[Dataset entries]

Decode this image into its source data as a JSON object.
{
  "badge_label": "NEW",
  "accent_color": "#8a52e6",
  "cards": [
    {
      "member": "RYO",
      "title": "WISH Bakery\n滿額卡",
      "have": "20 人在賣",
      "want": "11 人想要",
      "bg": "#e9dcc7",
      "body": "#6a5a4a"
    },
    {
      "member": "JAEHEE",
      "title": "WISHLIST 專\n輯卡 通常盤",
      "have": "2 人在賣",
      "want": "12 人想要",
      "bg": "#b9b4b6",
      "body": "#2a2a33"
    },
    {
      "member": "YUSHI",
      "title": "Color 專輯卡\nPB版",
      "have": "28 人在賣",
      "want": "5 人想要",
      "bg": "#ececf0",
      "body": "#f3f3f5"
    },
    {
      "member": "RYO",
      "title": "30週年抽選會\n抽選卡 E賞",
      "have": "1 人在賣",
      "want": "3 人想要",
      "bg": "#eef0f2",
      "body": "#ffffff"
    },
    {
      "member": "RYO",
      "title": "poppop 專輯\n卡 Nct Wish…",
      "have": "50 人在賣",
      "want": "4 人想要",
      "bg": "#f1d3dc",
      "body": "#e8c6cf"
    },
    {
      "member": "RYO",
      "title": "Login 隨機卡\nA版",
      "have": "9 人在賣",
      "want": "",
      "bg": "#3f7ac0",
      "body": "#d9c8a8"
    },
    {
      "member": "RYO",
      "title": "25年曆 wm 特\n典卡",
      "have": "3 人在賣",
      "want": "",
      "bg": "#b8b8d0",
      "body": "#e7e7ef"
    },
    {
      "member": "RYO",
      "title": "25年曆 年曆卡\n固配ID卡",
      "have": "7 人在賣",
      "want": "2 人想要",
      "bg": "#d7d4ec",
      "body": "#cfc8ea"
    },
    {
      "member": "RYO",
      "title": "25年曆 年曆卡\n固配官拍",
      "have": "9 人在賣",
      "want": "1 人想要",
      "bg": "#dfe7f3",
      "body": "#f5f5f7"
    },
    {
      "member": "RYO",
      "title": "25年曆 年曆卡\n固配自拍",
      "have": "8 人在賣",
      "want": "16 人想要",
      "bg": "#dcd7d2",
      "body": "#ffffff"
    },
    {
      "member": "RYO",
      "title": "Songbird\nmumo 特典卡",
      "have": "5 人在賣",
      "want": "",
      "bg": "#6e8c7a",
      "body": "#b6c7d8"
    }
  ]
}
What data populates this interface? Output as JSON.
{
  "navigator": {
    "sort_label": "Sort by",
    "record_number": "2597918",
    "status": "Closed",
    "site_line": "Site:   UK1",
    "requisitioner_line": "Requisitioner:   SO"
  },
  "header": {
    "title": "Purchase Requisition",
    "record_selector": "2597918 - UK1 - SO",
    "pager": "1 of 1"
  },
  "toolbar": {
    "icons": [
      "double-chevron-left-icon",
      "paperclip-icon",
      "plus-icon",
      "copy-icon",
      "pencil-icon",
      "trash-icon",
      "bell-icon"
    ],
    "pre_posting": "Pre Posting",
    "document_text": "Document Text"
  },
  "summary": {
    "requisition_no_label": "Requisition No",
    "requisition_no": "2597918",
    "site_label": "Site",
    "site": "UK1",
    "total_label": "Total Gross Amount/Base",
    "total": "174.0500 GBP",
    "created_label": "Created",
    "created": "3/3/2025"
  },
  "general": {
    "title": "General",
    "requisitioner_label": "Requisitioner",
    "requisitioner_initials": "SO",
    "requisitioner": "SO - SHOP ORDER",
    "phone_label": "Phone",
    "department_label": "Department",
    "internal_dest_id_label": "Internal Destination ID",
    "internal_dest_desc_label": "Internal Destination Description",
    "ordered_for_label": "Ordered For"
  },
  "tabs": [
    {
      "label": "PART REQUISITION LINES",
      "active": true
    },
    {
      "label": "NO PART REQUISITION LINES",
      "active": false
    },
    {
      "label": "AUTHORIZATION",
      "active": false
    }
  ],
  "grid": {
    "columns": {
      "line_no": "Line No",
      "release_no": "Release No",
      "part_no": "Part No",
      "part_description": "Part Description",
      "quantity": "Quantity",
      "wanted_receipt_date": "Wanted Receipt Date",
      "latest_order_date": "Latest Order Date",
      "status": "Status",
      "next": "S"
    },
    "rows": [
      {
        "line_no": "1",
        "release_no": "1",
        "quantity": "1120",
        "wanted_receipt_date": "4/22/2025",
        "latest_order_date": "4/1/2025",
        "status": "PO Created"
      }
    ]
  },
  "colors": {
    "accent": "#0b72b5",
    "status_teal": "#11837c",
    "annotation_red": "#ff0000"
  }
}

* * *

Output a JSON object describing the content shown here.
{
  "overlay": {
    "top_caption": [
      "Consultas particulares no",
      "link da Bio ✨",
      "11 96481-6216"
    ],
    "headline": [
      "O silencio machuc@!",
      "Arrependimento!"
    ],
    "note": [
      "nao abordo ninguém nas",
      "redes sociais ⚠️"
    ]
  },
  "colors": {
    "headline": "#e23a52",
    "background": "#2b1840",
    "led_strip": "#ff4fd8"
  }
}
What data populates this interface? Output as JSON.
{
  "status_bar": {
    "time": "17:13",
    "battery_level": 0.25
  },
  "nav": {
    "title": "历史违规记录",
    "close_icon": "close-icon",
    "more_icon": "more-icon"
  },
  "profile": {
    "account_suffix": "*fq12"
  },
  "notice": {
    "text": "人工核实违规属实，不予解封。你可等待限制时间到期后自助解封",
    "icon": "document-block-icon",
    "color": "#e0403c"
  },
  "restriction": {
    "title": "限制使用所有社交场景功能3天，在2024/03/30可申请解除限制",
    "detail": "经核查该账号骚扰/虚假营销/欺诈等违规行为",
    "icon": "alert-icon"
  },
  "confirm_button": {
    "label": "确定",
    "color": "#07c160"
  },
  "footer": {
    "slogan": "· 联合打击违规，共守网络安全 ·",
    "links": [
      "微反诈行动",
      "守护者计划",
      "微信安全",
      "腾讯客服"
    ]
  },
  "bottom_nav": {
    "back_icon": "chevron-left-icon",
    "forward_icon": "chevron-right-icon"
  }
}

Directive:
Copy out every line of the listing that includes the string "JSON".

Worked answer:
Decode this image into its source data as a JSON object.
What data populates this interface? Output as JSON.
Output a JSON object describing the content shown here.
What data populates this interface? Output as JSON.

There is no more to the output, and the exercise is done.